(A run of records)
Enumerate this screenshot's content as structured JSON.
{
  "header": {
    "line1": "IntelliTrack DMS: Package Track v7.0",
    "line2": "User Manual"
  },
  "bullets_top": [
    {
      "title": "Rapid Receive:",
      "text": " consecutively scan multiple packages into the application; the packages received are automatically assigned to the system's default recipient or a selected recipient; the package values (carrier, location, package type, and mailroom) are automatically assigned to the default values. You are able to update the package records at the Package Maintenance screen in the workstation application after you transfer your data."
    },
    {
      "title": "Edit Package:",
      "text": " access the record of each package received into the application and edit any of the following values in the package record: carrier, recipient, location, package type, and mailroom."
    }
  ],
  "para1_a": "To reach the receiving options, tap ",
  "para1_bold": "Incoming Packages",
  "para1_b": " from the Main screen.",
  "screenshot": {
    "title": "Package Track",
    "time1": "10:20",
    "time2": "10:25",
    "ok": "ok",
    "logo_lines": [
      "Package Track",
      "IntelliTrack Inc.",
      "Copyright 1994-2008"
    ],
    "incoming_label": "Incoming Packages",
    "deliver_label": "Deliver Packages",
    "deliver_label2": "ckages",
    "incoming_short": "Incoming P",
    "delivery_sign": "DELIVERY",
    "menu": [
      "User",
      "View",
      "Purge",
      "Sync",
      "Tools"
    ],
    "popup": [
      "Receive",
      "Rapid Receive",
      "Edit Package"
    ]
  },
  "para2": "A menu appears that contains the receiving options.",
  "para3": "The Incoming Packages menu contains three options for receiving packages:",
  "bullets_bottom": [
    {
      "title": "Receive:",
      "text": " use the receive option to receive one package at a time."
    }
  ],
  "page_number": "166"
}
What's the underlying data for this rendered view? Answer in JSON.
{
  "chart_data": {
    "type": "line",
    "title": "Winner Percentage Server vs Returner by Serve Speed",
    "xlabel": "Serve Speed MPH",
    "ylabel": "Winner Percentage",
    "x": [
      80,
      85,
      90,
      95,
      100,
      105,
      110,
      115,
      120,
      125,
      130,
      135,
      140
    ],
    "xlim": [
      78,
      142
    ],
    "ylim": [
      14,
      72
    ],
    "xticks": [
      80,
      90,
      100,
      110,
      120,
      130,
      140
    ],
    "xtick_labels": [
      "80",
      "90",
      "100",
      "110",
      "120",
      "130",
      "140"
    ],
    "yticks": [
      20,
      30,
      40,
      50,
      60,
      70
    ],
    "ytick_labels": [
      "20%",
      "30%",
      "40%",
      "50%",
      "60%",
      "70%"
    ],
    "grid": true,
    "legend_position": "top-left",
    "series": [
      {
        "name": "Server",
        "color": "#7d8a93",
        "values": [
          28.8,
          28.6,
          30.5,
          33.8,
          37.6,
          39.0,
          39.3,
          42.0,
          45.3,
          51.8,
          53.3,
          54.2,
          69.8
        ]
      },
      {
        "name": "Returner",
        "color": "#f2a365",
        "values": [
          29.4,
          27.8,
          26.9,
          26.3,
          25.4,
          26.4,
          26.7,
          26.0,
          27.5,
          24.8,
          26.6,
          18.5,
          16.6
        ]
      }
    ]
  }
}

AIM :: Repeat the listing above without any change.

FULL SOLUTION ::
Enumerate this screenshot's content as structured JSON.
{
  "header": {
    "line1": "IntelliTrack DMS: Package Track v7.0",
    "line2": "User Manual"
  },
  "bullets_top": [
    {
      "title": "Rapid Receive:",
      "text": " consecutively scan multiple packages into the application; the packages received are automatically assigned to the system's default recipient or a selected recipient; the package values (carrier, location, package type, and mailroom) are automatically assigned to the default values. You are able to update the package records at the Package Maintenance screen in the workstation application after you transfer your data."
    },
    {
      "title": "Edit Package:",
      "text": " access the record of each package received into the application and edit any of the following values in the package record: carrier, recipient, location, package type, and mailroom."
    }
  ],
  "para1_a": "To reach the receiving options, tap ",
  "para1_bold": "Incoming Packages",
  "para1_b": " from the Main screen.",
  "screenshot": {
    "title": "Package Track",
    "time1": "10:20",
    "time2": "10:25",
    "ok": "ok",
    "logo_lines": [
      "Package Track",
      "IntelliTrack Inc.",
      "Copyright 1994-2008"
    ],
    "incoming_label": "Incoming Packages",
    "deliver_label": "Deliver Packages",
    "deliver_label2": "ckages",
    "incoming_short": "Incoming P",
    "delivery_sign": "DELIVERY",
    "menu": [
      "User",
      "View",
      "Purge",
      "Sync",
      "Tools"
    ],
    "popup": [
      "Receive",
      "Rapid Receive",
      "Edit Package"
    ]
  },
  "para2": "A menu appears that contains the receiving options.",
  "para3": "The Incoming Packages menu contains three options for receiving packages:",
  "bullets_bottom": [
    {
      "title": "Receive:",
      "text": " use the receive option to receive one package at a time."
    }
  ],
  "page_number": "166"
}
What's the underlying data for this rendered view? Answer in JSON.
{
  "chart_data": {
    "type": "line",
    "title": "Winner Percentage Server vs Returner by Serve Speed",
    "xlabel": "Serve Speed MPH",
    "ylabel": "Winner Percentage",
    "x": [
      80,
      85,
      90,
      95,
      100,
      105,
      110,
      115,
      120,
      125,
      130,
      135,
      140
    ],
    "xlim": [
      78,
      142
    ],
    "ylim": [
      14,
      72
    ],
    "xticks": [
      80,
      90,
      100,
      110,
      120,
      130,
      140
    ],
    "xtick_labels": [
      "80",
      "90",
      "100",
      "110",
      "120",
      "130",
      "140"
    ],
    "yticks": [
      20,
      30,
      40,
      50,
      60,
      70
    ],
    "ytick_labels": [
      "20%",
      "30%",
      "40%",
      "50%",
      "60%",
      "70%"
    ],
    "grid": true,
    "legend_position": "top-left",
    "series": [
      {
        "name": "Server",
        "color": "#7d8a93",
        "values": [
          28.8,
          28.6,
          30.5,
          33.8,
          37.6,
          39.0,
          39.3,
          42.0,
          45.3,
          51.8,
          53.3,
          54.2,
          69.8
        ]
      },
      {
        "name": "Returner",
        "color": "#f2a365",
        "values": [
          29.4,
          27.8,
          26.9,
          26.3,
          25.4,
          26.4,
          26.7,
          26.0,
          27.5,
          24.8,
          26.6,
          18.5,
          16.6
        ]
      }
    ]
  }
}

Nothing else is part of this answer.